What is the count of lines in the listing below that hold the string "Fitch"? Reply with that number alone.

* begin DATASET RECORDS *

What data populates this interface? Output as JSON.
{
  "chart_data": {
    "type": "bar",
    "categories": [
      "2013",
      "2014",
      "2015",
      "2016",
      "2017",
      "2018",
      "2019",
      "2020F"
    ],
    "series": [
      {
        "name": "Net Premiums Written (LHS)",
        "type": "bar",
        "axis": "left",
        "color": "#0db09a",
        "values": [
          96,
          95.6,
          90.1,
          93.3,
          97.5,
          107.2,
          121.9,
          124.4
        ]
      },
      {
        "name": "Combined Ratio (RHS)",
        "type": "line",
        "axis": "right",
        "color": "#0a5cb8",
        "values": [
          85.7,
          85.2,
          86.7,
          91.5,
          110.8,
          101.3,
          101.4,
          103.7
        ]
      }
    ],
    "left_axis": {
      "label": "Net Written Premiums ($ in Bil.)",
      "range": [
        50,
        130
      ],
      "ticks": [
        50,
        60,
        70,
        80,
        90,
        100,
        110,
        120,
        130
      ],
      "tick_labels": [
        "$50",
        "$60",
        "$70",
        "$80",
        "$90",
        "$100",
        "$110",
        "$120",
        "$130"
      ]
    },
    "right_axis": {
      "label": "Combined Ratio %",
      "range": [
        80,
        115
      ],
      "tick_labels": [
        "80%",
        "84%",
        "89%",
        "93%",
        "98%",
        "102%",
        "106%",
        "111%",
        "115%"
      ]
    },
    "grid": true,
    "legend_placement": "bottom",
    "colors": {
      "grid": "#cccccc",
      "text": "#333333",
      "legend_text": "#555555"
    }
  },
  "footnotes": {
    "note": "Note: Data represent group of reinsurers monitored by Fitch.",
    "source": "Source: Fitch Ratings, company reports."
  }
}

* end DATASET RECORDS *
* begin DATASET RECORDS *

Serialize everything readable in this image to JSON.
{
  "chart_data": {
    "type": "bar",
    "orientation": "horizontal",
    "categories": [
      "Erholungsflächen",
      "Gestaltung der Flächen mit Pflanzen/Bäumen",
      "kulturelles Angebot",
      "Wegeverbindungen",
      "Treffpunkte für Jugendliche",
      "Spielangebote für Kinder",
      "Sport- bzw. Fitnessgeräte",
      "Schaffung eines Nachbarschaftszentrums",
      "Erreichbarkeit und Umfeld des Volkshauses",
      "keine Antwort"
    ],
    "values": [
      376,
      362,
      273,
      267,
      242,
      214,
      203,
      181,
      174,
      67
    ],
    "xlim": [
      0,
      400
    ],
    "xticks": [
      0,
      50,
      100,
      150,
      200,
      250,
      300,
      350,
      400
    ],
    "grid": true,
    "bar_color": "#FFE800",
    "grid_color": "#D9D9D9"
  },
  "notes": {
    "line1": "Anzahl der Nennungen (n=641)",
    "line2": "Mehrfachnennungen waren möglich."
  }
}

* end DATASET RECORDS *

* **SOLUTION**
2